Start Stored records
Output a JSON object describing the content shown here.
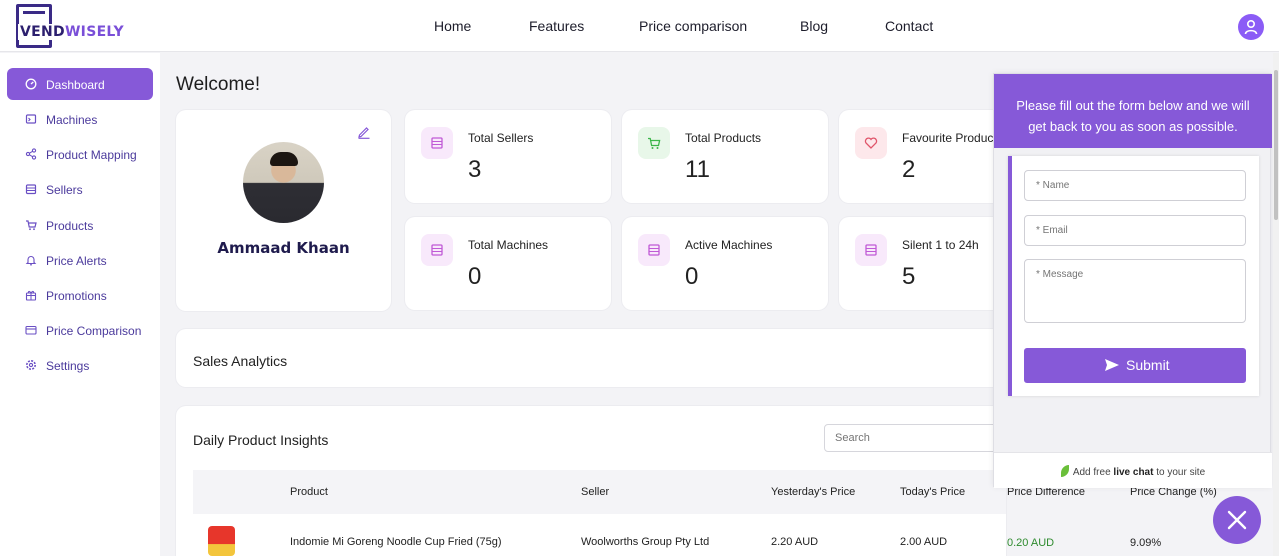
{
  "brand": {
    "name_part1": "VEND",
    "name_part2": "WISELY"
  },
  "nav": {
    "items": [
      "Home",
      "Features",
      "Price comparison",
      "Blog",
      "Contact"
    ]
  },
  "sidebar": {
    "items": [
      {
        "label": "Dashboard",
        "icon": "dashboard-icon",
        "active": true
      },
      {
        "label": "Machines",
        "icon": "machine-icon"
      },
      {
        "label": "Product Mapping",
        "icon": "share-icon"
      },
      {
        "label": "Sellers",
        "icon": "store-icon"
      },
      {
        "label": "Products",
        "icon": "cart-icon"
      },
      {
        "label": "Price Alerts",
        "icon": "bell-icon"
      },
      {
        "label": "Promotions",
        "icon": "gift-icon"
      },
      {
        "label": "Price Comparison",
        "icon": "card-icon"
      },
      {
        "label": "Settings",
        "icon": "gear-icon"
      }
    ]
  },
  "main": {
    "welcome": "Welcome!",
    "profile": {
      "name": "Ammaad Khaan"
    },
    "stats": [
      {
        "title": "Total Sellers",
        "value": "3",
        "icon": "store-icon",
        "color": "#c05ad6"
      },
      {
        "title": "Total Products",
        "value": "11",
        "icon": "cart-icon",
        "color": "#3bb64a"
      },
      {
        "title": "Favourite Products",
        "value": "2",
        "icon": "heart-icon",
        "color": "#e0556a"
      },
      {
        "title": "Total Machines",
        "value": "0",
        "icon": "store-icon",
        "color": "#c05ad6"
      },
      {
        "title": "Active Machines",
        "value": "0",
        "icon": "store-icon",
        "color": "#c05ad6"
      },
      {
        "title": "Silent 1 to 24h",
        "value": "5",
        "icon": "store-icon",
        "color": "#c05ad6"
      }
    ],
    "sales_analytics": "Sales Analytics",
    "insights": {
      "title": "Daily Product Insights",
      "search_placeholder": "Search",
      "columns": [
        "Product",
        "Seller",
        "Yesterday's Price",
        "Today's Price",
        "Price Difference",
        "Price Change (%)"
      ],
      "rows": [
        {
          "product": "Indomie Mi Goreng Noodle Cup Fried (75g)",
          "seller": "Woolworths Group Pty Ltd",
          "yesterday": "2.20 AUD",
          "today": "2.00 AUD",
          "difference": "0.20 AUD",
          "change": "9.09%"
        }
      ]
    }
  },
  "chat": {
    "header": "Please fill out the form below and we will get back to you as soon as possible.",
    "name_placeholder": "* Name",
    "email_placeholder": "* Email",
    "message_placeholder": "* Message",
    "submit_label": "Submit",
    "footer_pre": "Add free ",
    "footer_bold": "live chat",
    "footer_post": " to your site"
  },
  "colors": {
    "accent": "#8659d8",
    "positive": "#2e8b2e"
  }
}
End Stored records
Repeat each entry exactly as given; no pictures belong in the copy.

Solved problem:
Output a JSON object describing the content shown here.
{
  "brand": {
    "name_part1": "VEND",
    "name_part2": "WISELY"
  },
  "nav": {
    "items": [
      "Home",
      "Features",
      "Price comparison",
      "Blog",
      "Contact"
    ]
  },
  "sidebar": {
    "items": [
      {
        "label": "Dashboard",
        "icon": "dashboard-icon",
        "active": true
      },
      {
        "label": "Machines",
        "icon": "machine-icon"
      },
      {
        "label": "Product Mapping",
        "icon": "share-icon"
      },
      {
        "label": "Sellers",
        "icon": "store-icon"
      },
      {
        "label": "Products",
        "icon": "cart-icon"
      },
      {
        "label": "Price Alerts",
        "icon": "bell-icon"
      },
      {
        "label": "Promotions",
        "icon": "gift-icon"
      },
      {
        "label": "Price Comparison",
        "icon": "card-icon"
      },
      {
        "label": "Settings",
        "icon": "gear-icon"
      }
    ]
  },
  "main": {
    "welcome": "Welcome!",
    "profile": {
      "name": "Ammaad Khaan"
    },
    "stats": [
      {
        "title": "Total Sellers",
        "value": "3",
        "icon": "store-icon",
        "color": "#c05ad6"
      },
      {
        "title": "Total Products",
        "value": "11",
        "icon": "cart-icon",
        "color": "#3bb64a"
      },
      {
        "title": "Favourite Products",
        "value": "2",
        "icon": "heart-icon",
        "color": "#e0556a"
      },
      {
        "title": "Total Machines",
        "value": "0",
        "icon": "store-icon",
        "color": "#c05ad6"
      },
      {
        "title": "Active Machines",
        "value": "0",
        "icon": "store-icon",
        "color": "#c05ad6"
      },
      {
        "title": "Silent 1 to 24h",
        "value": "5",
        "icon": "store-icon",
        "color": "#c05ad6"
      }
    ],
    "sales_analytics": "Sales Analytics",
    "insights": {
      "title": "Daily Product Insights",
      "search_placeholder": "Search",
      "columns": [
        "Product",
        "Seller",
        "Yesterday's Price",
        "Today's Price",
        "Price Difference",
        "Price Change (%)"
      ],
      "rows": [
        {
          "product": "Indomie Mi Goreng Noodle Cup Fried (75g)",
          "seller": "Woolworths Group Pty Ltd",
          "yesterday": "2.20 AUD",
          "today": "2.00 AUD",
          "difference": "0.20 AUD",
          "change": "9.09%"
        }
      ]
    }
  },
  "chat": {
    "header": "Please fill out the form below and we will get back to you as soon as possible.",
    "name_placeholder": "* Name",
    "email_placeholder": "* Email",
    "message_placeholder": "* Message",
    "submit_label": "Submit",
    "footer_pre": "Add free ",
    "footer_bold": "live chat",
    "footer_post": " to your site"
  },
  "colors": {
    "accent": "#8659d8",
    "positive": "#2e8b2e"
  }
}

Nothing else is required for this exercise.